Implementation:Unstructured IO Unstructured Memray Partition
| Knowledge Sources | |
|---|---|
| Domains | Performance, Profiling, Memory_Management |
| Last Updated | 2026-02-12 00:00 GMT |
Overview
Concrete tool for memory-profiling the partition pipeline using memray with multiple visualization modes.
Description
The profiling script uses memray to record all memory allocations during a partition run, storing results as a binary .bin file. Five visualization modes are available: flamegraph (HTML), table (HTML), tree (CLI), summary (CLI), and stats (CLI). This provides comprehensive memory analysis for optimizing document processing pipelines.
Usage
Run this when partition operations consume too much memory, especially when processing large documents. The memory profile reveals which functions are the top allocators and where peak memory usage occurs.
Code Reference
Source Location
- Repository: unstructured
- File: scripts/performance/profile.sh (line 334 for recording, lines 101-178 for visualization)
Signature
# Record memory profile (profile.sh line 334)
python3 -m memray run \
-o "$PROFILE_RESULTS_DIR/${test_file##*/}.bin" \
-m "scripts.performance.run_partition" "$test_file" "$strategy"
# Visualization modes (profile.sh lines 161-178)
memray flamegraph -o "${file}.memray.html" "${file}.bin"
memray table -o "${file}.table.html" "${file}.bin"
memray tree "${file}.bin"
memray summary "${file}.bin"
memray stats "${file}.bin"
Import
pip install "memray>=1.7.0"

##############################

To do
1. According to the memray profiling page, what file format does memray use to store the recorded memory allocations?
2. Print the passage of the memray profiling page between "Implementation:Unstructured IO Unstructured" and "document processing pipelines.", inclusive.

Provided data
##############################

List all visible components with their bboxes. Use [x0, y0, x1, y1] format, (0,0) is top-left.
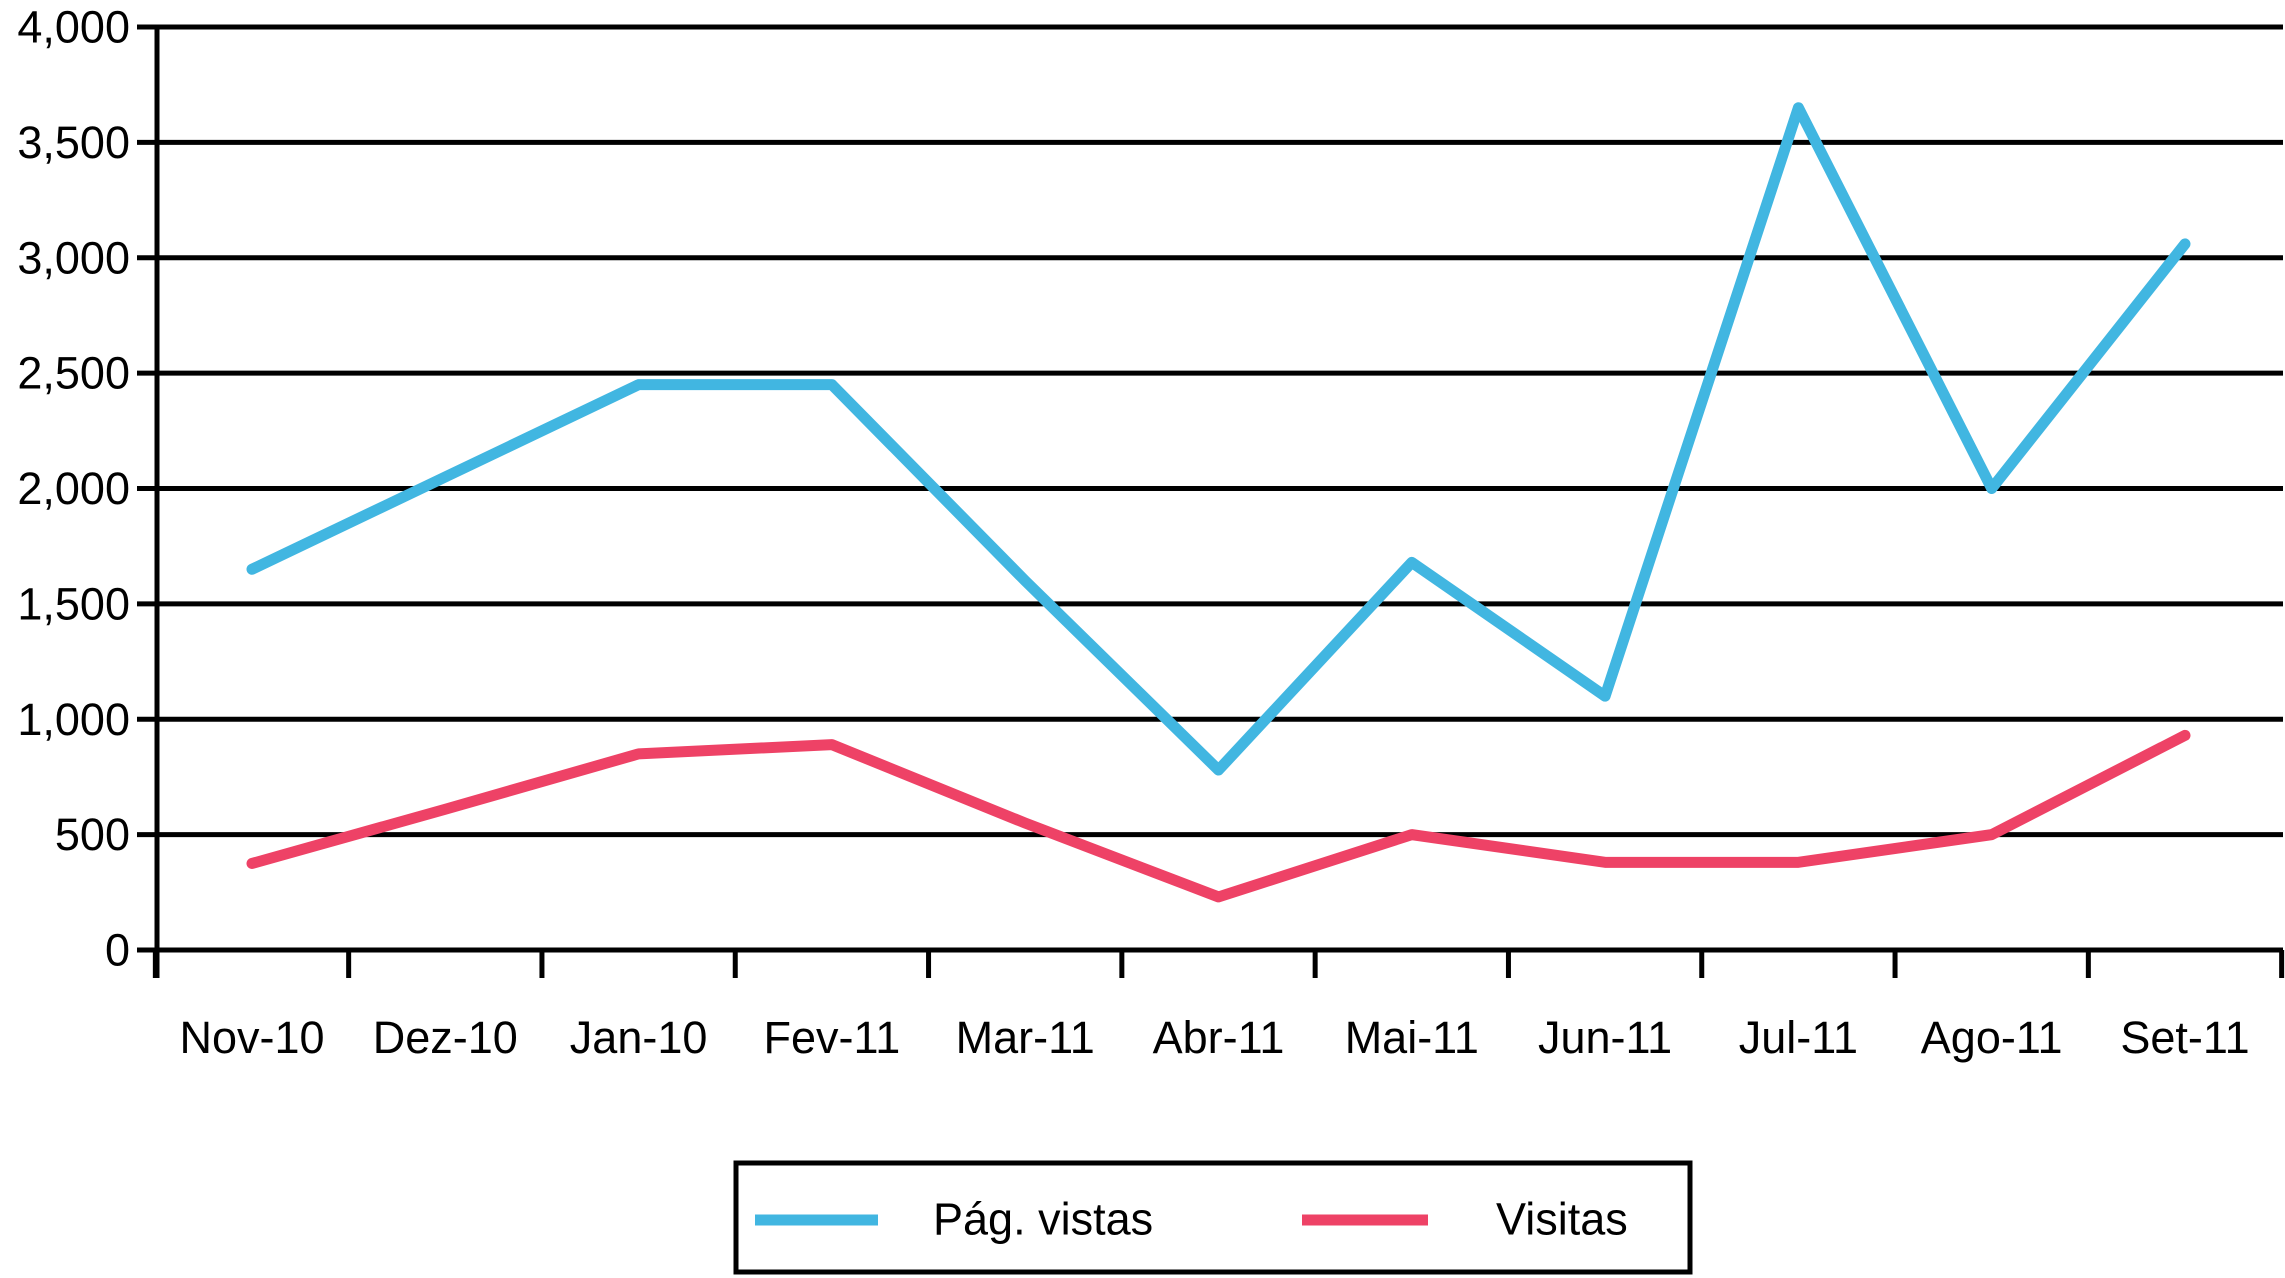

##############################

Expected outputs
1. A binary .bin file.

2.
Implementation:Unstructured IO Unstructured Memray Partition
| Knowledge Sources | |
|---|---|
| Domains | Performance, Profiling, Memory_Management |
| Last Updated | 2026-02-12 00:00 GMT |
Overview
Concrete tool for memory-profiling the partition pipeline using memray with multiple visualization modes.
Description
The profiling script uses memray to record all memory allocations during a partition run, storing results as a binary .bin file. Five visualization modes are available: flamegraph (HTML), table (HTML), tree (CLI), summary (CLI), and stats (CLI). This provides comprehensive memory analysis for optimizing document processing pipelines.